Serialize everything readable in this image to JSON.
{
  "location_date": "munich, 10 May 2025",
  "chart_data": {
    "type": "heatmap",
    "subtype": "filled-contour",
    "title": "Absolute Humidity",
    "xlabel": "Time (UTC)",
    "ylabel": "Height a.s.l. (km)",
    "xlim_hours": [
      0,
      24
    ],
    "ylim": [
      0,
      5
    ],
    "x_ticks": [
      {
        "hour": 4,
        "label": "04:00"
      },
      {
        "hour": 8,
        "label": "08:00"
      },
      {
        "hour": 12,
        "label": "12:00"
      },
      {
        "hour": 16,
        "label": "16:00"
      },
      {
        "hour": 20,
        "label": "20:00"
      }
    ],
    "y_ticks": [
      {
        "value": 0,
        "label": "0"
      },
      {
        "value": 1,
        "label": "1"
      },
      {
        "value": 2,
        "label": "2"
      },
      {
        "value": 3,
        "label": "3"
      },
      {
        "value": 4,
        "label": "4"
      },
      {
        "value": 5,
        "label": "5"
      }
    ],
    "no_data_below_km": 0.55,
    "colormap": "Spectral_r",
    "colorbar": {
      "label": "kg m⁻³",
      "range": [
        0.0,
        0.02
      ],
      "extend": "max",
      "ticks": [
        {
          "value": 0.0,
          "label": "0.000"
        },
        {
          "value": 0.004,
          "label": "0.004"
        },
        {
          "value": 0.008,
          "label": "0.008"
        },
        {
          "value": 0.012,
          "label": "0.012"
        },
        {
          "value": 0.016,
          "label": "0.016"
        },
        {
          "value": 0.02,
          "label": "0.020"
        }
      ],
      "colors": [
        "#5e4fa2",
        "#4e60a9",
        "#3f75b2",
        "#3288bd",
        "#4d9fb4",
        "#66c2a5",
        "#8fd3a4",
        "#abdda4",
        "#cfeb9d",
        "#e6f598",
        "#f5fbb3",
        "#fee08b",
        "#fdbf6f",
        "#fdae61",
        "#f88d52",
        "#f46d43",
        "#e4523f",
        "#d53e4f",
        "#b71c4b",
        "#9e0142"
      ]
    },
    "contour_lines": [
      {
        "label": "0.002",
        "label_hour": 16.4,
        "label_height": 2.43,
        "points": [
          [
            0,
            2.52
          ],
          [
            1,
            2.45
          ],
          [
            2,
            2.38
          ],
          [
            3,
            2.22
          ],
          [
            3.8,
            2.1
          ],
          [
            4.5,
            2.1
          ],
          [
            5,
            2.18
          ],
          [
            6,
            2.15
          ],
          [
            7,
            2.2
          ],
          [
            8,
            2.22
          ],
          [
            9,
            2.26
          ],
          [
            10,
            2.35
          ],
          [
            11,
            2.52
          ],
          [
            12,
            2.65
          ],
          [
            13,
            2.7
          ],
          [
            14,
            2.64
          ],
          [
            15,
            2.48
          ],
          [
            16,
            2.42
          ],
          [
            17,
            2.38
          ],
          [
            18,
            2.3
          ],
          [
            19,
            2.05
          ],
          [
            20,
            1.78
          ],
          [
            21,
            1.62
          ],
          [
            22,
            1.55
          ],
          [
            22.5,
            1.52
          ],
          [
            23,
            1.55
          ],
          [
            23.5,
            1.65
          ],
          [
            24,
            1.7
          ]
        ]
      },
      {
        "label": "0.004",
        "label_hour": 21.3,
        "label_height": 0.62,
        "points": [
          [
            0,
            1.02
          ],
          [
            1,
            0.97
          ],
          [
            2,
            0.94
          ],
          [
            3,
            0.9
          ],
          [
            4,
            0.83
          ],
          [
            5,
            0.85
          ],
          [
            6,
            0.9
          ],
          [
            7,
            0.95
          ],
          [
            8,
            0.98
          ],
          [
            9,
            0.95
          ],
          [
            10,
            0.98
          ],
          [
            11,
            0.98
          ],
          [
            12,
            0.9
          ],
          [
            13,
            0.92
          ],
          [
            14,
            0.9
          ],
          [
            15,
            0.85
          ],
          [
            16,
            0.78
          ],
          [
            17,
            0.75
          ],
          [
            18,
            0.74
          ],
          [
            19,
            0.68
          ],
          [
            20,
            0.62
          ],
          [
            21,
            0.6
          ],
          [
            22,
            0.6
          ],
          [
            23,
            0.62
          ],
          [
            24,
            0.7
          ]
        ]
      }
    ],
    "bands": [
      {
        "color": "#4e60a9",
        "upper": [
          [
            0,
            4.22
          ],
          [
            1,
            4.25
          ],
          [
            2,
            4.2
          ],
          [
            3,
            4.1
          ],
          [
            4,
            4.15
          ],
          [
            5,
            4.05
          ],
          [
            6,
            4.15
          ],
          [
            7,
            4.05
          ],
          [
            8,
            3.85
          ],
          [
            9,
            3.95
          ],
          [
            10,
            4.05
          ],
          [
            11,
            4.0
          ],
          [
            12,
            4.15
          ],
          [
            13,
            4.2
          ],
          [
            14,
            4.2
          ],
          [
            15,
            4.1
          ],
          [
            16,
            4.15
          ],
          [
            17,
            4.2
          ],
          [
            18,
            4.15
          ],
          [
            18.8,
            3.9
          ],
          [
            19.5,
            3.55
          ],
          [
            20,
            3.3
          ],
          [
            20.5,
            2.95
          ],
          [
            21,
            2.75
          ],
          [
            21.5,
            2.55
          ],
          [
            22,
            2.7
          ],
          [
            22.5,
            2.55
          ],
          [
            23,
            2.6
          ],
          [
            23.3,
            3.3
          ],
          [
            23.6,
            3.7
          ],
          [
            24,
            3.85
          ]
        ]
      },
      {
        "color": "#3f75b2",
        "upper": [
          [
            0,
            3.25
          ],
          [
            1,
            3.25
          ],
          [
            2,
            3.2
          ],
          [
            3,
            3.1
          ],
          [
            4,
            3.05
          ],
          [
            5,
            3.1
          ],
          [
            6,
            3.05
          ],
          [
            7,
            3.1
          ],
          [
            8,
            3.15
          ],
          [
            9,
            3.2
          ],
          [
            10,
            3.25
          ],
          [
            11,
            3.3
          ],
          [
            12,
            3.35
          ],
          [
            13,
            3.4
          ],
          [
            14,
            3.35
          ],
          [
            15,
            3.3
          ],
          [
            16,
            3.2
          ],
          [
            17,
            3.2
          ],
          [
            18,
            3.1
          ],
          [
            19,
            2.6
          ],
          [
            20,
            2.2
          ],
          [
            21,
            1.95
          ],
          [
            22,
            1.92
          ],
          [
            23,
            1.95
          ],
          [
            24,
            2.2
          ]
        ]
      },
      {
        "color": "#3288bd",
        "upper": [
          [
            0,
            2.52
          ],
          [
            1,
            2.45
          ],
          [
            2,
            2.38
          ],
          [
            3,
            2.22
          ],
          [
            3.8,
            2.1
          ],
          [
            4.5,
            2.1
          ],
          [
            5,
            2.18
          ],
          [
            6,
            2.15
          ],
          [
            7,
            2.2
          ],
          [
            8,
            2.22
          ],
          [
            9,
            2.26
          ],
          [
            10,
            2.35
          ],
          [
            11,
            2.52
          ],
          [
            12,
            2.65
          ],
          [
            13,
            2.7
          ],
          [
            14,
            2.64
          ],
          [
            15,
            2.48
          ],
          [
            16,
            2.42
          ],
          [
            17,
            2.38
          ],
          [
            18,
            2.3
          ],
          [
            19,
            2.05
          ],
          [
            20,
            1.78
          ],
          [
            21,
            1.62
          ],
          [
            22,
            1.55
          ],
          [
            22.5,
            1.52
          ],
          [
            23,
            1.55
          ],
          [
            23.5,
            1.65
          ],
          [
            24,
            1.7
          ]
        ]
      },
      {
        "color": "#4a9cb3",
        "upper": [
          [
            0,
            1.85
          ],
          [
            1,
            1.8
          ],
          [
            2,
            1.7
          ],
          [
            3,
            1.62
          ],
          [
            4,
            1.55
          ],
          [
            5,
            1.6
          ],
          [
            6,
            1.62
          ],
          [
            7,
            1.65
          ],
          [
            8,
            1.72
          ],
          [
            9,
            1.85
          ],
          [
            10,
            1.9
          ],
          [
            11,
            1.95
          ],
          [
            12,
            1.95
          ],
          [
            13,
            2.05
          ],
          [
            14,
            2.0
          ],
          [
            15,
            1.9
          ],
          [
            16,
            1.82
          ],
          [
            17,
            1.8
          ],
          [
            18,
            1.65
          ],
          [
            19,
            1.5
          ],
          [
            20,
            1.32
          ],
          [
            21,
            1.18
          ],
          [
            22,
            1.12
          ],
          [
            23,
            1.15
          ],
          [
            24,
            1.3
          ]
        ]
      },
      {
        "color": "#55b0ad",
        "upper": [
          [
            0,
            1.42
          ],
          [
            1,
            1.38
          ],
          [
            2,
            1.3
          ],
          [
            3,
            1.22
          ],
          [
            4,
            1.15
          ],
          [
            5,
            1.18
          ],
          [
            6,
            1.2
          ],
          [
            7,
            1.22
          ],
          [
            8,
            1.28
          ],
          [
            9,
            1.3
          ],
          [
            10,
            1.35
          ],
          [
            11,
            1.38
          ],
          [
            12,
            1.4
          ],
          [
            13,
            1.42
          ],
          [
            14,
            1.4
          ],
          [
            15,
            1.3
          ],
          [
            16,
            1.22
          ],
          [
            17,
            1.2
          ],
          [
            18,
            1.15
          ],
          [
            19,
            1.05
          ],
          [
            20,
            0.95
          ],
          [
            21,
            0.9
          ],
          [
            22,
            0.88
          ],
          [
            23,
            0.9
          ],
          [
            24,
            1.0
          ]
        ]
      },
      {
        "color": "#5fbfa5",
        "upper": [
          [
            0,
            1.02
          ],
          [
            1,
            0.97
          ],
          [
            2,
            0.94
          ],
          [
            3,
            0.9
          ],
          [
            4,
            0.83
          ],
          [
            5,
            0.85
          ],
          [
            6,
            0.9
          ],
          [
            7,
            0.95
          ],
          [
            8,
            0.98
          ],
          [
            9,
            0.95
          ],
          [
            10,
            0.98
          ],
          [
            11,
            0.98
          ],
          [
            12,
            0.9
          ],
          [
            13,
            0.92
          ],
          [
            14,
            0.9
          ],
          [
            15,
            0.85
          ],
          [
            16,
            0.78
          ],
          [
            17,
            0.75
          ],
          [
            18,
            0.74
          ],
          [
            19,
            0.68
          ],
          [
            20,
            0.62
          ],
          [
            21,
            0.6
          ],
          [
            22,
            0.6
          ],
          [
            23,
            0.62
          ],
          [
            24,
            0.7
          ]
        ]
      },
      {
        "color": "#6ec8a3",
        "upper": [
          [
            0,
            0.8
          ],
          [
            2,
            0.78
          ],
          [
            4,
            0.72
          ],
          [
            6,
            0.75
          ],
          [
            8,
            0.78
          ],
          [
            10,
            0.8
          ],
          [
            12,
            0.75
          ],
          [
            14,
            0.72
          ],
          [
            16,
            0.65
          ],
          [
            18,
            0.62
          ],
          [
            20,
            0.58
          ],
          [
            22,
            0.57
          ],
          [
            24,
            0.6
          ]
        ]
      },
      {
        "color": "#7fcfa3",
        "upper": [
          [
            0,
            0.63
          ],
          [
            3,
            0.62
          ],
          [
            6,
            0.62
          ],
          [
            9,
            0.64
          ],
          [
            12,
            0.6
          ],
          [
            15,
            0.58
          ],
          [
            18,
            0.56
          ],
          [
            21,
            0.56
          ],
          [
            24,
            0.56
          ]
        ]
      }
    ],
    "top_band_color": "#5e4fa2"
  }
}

**WHAT YOU WILL DO:** Check each line of the entries for the string "value". Copy the lines that have it.

**RESULT BELOW:**
        "value": 0,
        "value": 1,
        "value": 2,
        "value": 3,
        "value": 4,
        "value": 5,
          "value": 0.0,
          "value": 0.004,
          "value": 0.008,
          "value": 0.012,
          "value": 0.016,
          "value": 0.02,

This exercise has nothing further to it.